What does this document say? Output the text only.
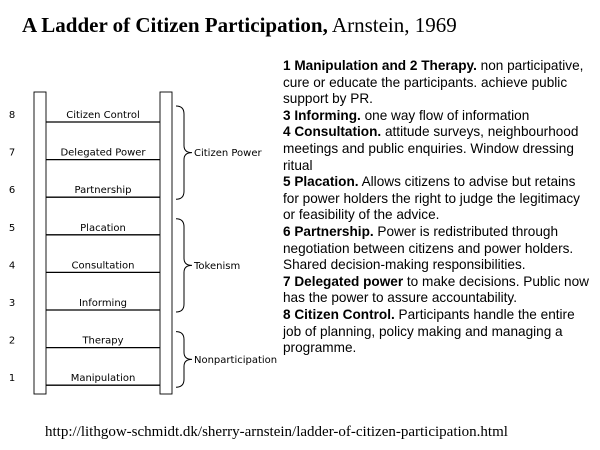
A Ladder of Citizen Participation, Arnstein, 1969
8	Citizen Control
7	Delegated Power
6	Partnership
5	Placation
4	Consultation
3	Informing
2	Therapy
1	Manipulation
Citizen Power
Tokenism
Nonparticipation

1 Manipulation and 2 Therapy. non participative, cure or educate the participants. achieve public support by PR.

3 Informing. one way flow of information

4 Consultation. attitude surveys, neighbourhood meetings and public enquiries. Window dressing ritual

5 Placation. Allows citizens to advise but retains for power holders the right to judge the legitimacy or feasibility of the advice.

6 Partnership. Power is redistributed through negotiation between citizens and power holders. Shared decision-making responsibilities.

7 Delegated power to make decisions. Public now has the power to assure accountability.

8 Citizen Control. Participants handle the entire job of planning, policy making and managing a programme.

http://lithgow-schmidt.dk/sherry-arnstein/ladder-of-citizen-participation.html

┄┄┄┄┄┄

YOUR OBJECTIVE: Look through the material above and pick out each line holding the word "citizens".

RESULT:
5 Placation. Allows citizens to advise but retains for power holders the right to judge the legitimacy or feasibility of the advice.
6 Partnership. Power is redistributed through negotiation between citizens and power holders. Shared decision-making responsibilities.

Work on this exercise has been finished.